TASK STATEMENT. Your task is to repeat the lines below exactly, excluding any pictures they contain.

>> start DATA EXTRACT

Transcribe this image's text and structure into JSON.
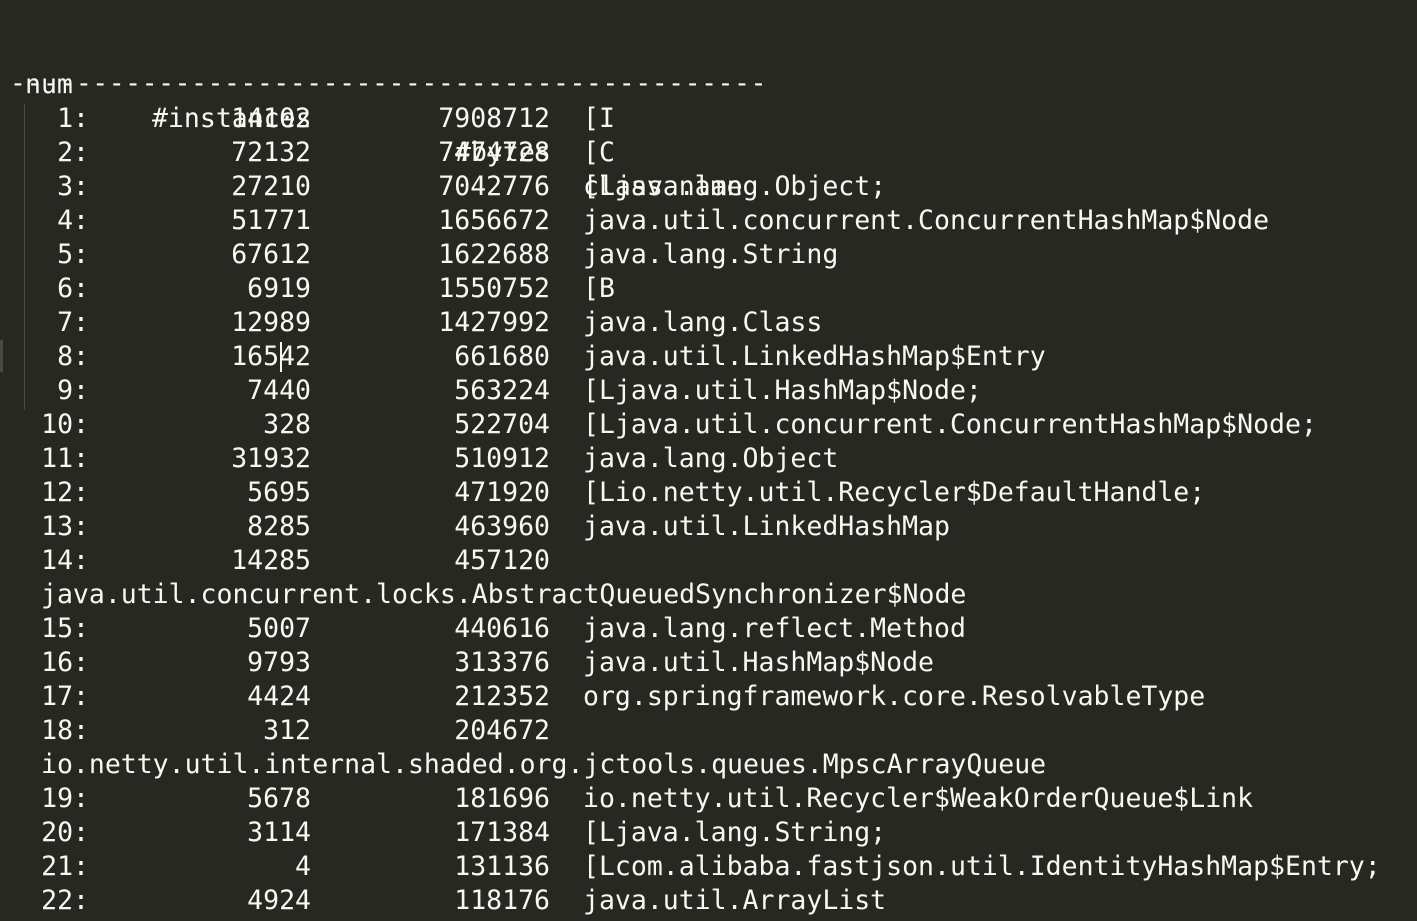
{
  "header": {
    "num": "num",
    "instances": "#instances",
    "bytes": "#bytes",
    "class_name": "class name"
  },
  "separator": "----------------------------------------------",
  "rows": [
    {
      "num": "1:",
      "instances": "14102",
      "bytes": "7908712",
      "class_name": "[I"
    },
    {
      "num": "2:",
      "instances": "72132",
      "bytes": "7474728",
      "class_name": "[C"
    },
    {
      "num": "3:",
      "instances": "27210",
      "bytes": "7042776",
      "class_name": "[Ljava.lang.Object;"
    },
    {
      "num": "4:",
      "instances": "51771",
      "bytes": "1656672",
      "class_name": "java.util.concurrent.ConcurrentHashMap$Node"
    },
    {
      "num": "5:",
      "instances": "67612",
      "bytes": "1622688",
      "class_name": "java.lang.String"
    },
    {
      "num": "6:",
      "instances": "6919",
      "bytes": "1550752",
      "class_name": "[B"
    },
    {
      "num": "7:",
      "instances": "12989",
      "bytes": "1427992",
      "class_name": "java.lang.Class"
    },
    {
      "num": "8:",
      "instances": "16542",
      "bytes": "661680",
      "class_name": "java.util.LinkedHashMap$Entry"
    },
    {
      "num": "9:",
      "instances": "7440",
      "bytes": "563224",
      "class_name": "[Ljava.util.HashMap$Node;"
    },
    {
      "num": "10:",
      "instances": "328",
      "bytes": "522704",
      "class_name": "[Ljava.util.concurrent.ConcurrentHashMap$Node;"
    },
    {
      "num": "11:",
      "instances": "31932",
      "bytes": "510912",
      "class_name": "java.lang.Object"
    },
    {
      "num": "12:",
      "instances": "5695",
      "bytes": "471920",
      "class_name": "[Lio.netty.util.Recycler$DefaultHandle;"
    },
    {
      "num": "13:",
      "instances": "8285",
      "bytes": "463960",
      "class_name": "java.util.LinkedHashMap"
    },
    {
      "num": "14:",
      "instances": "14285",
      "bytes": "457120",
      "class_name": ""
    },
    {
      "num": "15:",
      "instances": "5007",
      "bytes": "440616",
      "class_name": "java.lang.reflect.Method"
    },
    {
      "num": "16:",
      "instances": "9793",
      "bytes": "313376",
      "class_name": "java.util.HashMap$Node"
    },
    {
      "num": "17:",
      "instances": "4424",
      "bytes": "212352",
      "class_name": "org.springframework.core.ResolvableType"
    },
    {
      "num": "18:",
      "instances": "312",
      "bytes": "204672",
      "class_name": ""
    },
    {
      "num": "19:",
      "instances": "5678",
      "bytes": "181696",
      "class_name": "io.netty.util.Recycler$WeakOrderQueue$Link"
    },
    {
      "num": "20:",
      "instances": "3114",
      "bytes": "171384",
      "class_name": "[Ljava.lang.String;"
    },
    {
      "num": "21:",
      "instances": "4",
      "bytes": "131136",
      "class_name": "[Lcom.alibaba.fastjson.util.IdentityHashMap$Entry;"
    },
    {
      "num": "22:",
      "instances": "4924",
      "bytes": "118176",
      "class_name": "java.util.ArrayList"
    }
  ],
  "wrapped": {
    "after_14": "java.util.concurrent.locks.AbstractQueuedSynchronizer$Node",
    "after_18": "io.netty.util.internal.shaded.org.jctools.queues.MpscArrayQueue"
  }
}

>> end DATA EXTRACT

RESPONSE TO THIS TASK.
Transcribe this image's text and structure into JSON.
{
  "header": {
    "num": "num",
    "instances": "#instances",
    "bytes": "#bytes",
    "class_name": "class name"
  },
  "separator": "----------------------------------------------",
  "rows": [
    {
      "num": "1:",
      "instances": "14102",
      "bytes": "7908712",
      "class_name": "[I"
    },
    {
      "num": "2:",
      "instances": "72132",
      "bytes": "7474728",
      "class_name": "[C"
    },
    {
      "num": "3:",
      "instances": "27210",
      "bytes": "7042776",
      "class_name": "[Ljava.lang.Object;"
    },
    {
      "num": "4:",
      "instances": "51771",
      "bytes": "1656672",
      "class_name": "java.util.concurrent.ConcurrentHashMap$Node"
    },
    {
      "num": "5:",
      "instances": "67612",
      "bytes": "1622688",
      "class_name": "java.lang.String"
    },
    {
      "num": "6:",
      "instances": "6919",
      "bytes": "1550752",
      "class_name": "[B"
    },
    {
      "num": "7:",
      "instances": "12989",
      "bytes": "1427992",
      "class_name": "java.lang.Class"
    },
    {
      "num": "8:",
      "instances": "16542",
      "bytes": "661680",
      "class_name": "java.util.LinkedHashMap$Entry"
    },
    {
      "num": "9:",
      "instances": "7440",
      "bytes": "563224",
      "class_name": "[Ljava.util.HashMap$Node;"
    },
    {
      "num": "10:",
      "instances": "328",
      "bytes": "522704",
      "class_name": "[Ljava.util.concurrent.ConcurrentHashMap$Node;"
    },
    {
      "num": "11:",
      "instances": "31932",
      "bytes": "510912",
      "class_name": "java.lang.Object"
    },
    {
      "num": "12:",
      "instances": "5695",
      "bytes": "471920",
      "class_name": "[Lio.netty.util.Recycler$DefaultHandle;"
    },
    {
      "num": "13:",
      "instances": "8285",
      "bytes": "463960",
      "class_name": "java.util.LinkedHashMap"
    },
    {
      "num": "14:",
      "instances": "14285",
      "bytes": "457120",
      "class_name": ""
    },
    {
      "num": "15:",
      "instances": "5007",
      "bytes": "440616",
      "class_name": "java.lang.reflect.Method"
    },
    {
      "num": "16:",
      "instances": "9793",
      "bytes": "313376",
      "class_name": "java.util.HashMap$Node"
    },
    {
      "num": "17:",
      "instances": "4424",
      "bytes": "212352",
      "class_name": "org.springframework.core.ResolvableType"
    },
    {
      "num": "18:",
      "instances": "312",
      "bytes": "204672",
      "class_name": ""
    },
    {
      "num": "19:",
      "instances": "5678",
      "bytes": "181696",
      "class_name": "io.netty.util.Recycler$WeakOrderQueue$Link"
    },
    {
      "num": "20:",
      "instances": "3114",
      "bytes": "171384",
      "class_name": "[Ljava.lang.String;"
    },
    {
      "num": "21:",
      "instances": "4",
      "bytes": "131136",
      "class_name": "[Lcom.alibaba.fastjson.util.IdentityHashMap$Entry;"
    },
    {
      "num": "22:",
      "instances": "4924",
      "bytes": "118176",
      "class_name": "java.util.ArrayList"
    }
  ],
  "wrapped": {
    "after_14": "java.util.concurrent.locks.AbstractQueuedSynchronizer$Node",
    "after_18": "io.netty.util.internal.shaded.org.jctools.queues.MpscArrayQueue"
  }
}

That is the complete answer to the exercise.